Texto em estudo
Aqui no Brasil, dar crédito para PMEs não tem o risco de alimentar ainda mais a "velha economia" industrial e não permitir que o mercado faça o seu trabalho e elimine do mercado as empresas mais "atrasadas"?

Não tenho dúvidas que o governo vai fazer o seu trabalho e esse governo tem uma visão de alinhamento com o mercado. É um governo que tem um caráter liberal dentro de sua visão econômica.

O senhor acha que se o Desenvolve SP tivesse atuado mais cedo a CAOA e a Ford teriam continuado a produção em São Paulo ou eram casos que não cabiam à instituição salvar?

Acho que eram casos que não cabiam à instituição salvar. Não somos um hospital de empresas. Somos fomentadores de sonhos de uma agenda de futuro. Estou mais interessado em atuar com um grupo de engenheiros jovens que montaram um novo negócio e uma solução tecnológica, e não acho que temos o papel de salvar uma grande empresa que tem fontes de financiamento e de acesso ao crédito.

Se Steve Jobs nascesse no Brasil, ele conseguiria obter crédito barato para criar uma nova Apple?

A tarefa
Diga se cada afirmação concorda com a entrevista sobre o Desenvolve SP, respondendo sim ou não e citando literalmente as palavras decisivas da entrevista. 1. O entrevistado considera que a CAOA e a Ford não eram casos que cabia à instituição salvar. 2. O entrevistado descreve a instituição como um hospital de empresas. 3. O entrevistado atribui ao governo um caráter liberal em sua visão econômica. As linhas constituem material separado, sem relação com a entrevista.

Linhas de dados
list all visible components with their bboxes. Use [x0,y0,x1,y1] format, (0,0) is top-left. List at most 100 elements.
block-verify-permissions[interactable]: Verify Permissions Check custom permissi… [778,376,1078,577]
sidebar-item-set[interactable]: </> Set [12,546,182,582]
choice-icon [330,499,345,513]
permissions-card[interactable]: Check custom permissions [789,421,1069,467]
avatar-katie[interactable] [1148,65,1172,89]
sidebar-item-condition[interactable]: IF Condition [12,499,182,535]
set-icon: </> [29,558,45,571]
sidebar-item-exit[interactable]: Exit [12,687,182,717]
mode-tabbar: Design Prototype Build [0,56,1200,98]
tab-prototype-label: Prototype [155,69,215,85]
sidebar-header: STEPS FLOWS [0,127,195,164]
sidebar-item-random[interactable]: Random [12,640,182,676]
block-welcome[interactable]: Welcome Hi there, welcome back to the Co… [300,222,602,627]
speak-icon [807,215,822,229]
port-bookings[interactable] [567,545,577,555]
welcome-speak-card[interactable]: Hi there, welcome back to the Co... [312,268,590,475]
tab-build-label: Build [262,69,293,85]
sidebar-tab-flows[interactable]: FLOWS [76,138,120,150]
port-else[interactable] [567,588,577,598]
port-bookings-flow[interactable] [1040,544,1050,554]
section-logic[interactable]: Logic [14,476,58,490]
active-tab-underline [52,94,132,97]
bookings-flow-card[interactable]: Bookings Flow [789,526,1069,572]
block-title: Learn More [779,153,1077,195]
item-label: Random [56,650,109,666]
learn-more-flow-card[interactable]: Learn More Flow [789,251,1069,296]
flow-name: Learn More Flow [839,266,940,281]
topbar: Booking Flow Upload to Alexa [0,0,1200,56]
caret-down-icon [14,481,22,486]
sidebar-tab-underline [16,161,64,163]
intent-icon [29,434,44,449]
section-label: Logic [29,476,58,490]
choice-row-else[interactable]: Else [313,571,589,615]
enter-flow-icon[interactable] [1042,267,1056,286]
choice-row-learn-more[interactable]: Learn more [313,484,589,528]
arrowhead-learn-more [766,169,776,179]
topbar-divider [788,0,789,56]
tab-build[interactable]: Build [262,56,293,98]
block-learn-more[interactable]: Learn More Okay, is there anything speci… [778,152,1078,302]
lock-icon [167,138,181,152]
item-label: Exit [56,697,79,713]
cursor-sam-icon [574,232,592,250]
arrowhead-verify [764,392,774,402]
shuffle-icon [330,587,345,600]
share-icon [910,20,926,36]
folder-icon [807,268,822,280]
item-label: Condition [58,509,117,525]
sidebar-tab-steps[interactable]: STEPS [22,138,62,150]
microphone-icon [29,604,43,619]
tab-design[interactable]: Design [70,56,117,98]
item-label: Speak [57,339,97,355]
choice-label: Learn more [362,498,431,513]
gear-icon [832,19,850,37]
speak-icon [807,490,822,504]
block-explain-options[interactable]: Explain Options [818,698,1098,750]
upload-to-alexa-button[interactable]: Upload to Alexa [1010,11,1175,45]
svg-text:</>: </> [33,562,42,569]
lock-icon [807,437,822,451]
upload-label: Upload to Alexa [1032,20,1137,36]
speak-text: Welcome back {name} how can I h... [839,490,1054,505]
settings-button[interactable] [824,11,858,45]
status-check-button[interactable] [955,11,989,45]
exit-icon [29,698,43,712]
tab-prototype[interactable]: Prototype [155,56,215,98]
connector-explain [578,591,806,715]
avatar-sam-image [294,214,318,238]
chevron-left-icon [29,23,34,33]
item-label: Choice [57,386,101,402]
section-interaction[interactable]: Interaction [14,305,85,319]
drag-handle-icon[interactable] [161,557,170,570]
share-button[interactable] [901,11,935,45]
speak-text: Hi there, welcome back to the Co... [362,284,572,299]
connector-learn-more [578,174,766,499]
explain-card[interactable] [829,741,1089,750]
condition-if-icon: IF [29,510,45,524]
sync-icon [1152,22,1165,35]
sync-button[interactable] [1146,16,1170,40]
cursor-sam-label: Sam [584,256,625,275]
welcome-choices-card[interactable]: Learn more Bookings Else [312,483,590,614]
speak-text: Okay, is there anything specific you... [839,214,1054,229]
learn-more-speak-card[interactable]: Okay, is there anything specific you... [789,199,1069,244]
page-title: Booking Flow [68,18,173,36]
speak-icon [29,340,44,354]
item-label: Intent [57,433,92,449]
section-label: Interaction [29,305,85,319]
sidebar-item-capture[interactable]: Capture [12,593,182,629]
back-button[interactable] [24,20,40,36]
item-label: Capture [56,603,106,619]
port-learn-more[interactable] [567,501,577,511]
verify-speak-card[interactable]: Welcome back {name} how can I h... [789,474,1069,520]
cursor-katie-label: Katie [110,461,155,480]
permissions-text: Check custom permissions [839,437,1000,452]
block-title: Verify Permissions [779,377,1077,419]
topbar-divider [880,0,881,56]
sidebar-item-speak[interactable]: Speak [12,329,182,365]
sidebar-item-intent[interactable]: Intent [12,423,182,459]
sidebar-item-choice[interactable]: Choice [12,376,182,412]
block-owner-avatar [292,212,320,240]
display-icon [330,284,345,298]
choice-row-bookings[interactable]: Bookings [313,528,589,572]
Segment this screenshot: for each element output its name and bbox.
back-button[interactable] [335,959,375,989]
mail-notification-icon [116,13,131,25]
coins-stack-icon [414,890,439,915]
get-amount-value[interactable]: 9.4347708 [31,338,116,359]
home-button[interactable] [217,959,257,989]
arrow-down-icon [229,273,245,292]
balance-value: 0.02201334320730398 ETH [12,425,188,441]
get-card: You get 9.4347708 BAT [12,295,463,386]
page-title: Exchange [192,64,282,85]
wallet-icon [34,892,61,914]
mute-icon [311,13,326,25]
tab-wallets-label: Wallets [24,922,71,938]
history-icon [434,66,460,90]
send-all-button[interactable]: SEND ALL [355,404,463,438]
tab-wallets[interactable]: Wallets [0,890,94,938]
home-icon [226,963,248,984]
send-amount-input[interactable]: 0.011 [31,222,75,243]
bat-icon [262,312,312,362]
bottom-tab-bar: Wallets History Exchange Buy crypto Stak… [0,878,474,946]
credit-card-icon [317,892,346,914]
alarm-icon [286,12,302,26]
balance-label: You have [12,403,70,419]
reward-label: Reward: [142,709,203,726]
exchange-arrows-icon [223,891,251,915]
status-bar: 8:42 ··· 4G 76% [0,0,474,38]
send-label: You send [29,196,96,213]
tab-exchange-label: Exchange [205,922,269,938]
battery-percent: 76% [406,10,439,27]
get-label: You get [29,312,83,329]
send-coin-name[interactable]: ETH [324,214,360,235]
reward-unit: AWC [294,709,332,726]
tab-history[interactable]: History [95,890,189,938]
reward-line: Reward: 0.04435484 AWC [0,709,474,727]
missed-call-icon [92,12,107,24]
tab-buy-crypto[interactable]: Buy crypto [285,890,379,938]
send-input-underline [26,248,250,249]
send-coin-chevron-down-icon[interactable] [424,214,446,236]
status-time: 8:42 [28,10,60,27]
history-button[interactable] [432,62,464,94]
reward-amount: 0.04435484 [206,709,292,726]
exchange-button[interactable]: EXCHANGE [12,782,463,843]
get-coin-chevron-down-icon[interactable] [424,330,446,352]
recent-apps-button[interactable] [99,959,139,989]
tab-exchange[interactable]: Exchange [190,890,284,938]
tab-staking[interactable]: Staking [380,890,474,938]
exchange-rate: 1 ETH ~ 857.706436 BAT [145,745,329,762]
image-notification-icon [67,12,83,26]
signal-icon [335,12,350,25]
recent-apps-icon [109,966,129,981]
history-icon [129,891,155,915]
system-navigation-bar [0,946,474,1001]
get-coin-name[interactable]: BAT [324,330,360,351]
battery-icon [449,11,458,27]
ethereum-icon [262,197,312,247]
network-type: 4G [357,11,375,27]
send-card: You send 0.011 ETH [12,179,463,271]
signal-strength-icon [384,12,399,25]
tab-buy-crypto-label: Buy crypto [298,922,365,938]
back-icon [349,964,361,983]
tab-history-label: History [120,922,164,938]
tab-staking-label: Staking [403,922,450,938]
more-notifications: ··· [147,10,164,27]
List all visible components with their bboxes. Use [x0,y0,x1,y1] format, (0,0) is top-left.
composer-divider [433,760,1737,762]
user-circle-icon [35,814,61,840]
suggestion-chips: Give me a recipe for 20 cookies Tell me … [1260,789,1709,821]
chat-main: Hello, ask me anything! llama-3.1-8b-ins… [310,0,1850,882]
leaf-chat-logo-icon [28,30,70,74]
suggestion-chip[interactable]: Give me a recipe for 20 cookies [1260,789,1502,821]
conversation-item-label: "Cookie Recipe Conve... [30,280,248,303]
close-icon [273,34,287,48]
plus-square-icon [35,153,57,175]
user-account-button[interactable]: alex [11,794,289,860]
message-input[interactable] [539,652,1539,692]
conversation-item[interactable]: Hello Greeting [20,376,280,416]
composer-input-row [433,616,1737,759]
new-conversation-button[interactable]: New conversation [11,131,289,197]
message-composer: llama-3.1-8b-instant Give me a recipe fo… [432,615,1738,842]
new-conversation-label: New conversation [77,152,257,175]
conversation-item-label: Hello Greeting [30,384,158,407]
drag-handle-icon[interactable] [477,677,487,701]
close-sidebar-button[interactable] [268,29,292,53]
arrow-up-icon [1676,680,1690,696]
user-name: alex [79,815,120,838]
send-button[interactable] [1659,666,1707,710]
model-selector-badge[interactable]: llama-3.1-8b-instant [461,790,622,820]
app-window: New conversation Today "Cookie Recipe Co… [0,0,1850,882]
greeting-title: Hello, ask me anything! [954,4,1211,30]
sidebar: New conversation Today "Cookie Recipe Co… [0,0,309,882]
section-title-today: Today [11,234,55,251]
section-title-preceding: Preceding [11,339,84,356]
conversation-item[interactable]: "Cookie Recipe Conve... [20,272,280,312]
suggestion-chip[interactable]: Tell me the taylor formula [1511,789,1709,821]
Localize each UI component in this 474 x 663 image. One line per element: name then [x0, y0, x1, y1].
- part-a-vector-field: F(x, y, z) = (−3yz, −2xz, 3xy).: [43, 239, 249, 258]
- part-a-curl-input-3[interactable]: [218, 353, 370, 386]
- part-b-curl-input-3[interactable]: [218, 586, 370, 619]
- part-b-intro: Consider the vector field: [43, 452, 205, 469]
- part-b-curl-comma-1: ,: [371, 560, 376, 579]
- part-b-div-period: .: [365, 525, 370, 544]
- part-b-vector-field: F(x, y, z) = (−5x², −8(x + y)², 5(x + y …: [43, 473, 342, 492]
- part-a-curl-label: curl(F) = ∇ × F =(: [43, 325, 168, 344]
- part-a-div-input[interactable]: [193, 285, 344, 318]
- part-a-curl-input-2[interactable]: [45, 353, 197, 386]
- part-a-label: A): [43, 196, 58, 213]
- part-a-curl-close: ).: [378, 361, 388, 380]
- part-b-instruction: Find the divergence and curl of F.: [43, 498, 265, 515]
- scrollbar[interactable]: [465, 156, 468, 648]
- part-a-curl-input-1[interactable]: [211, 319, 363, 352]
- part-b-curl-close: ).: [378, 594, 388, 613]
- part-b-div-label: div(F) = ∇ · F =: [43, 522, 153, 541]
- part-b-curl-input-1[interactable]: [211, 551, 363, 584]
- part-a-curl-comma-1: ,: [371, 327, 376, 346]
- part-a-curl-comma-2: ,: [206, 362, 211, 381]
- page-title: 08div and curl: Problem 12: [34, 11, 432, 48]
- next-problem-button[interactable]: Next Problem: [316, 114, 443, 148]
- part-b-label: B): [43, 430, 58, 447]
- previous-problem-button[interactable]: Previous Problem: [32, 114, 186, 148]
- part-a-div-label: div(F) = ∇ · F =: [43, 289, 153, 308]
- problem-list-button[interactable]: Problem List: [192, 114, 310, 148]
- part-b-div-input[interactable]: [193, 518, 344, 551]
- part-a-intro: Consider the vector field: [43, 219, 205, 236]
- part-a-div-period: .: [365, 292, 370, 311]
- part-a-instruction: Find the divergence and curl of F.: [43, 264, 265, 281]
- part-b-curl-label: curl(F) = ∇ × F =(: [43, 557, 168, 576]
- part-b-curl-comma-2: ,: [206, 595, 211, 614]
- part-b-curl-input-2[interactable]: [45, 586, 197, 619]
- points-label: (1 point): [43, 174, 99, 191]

Resultado da tarefa
1. Sim: "Acho que eram casos que não cabiam à instituição salvar."
2. Não: "Não somos um hospital de empresas."
3. Sim: "É um governo que tem um caráter liberal dentro de sua visão econômica."